#### [Problem requirements]
Gather every line from the entries below that includes "原不等式可化为".

** Begin **

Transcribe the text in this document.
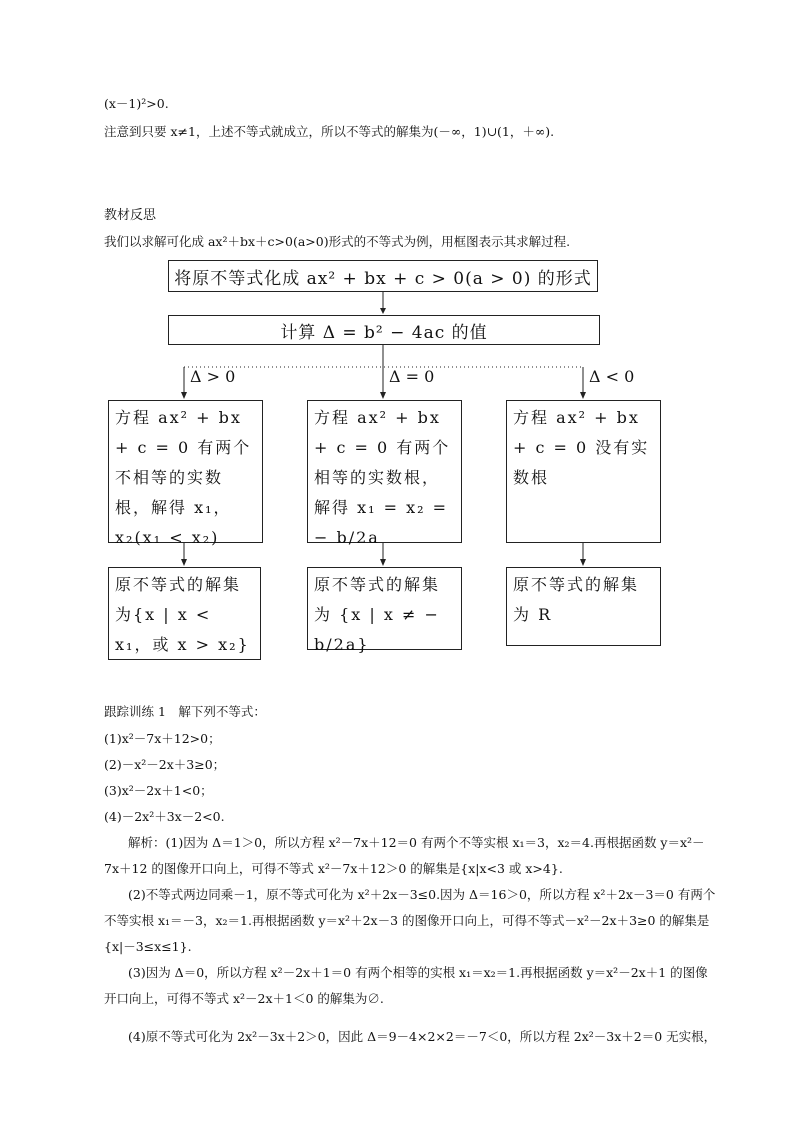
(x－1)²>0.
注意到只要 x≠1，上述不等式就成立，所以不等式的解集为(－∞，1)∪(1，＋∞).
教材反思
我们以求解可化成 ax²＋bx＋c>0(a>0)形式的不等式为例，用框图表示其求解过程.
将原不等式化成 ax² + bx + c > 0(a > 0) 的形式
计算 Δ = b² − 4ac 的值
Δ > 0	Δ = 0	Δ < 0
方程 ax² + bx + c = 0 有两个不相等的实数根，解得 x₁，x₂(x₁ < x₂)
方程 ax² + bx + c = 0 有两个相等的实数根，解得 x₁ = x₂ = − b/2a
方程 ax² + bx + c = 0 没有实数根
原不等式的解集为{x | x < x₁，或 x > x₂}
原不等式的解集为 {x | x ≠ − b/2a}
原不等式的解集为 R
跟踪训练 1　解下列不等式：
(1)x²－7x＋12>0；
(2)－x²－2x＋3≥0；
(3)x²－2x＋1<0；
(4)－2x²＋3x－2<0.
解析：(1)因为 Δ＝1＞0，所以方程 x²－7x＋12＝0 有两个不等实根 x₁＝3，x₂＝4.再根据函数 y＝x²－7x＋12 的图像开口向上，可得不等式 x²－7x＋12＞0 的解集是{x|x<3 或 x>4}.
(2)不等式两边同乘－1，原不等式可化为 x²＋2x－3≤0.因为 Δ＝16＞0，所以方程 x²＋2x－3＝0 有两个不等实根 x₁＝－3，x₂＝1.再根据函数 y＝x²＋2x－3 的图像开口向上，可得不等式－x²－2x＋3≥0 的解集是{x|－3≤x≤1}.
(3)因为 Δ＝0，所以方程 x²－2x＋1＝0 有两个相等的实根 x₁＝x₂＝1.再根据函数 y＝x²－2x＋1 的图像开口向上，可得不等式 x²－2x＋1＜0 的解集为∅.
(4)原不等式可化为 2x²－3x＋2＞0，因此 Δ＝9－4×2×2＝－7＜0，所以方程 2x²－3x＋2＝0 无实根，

** End **

#### [Answer for the task]
(2)不等式两边同乘－1，原不等式可化为 x²＋2x－3≤0.因为 Δ＝16＞0，所以方程 x²＋2x－3＝0 有两个不等实根 x₁＝－3，x₂＝1.再根据函数 y＝x²＋2x－3 的图像开口向上，可得不等式－x²－2x＋3≥0 的解集是{x|－3≤x≤1}.
(4)原不等式可化为 2x²－3x＋2＞0，因此 Δ＝9－4×2×2＝－7＜0，所以方程 2x²－3x＋2＝0 无实根，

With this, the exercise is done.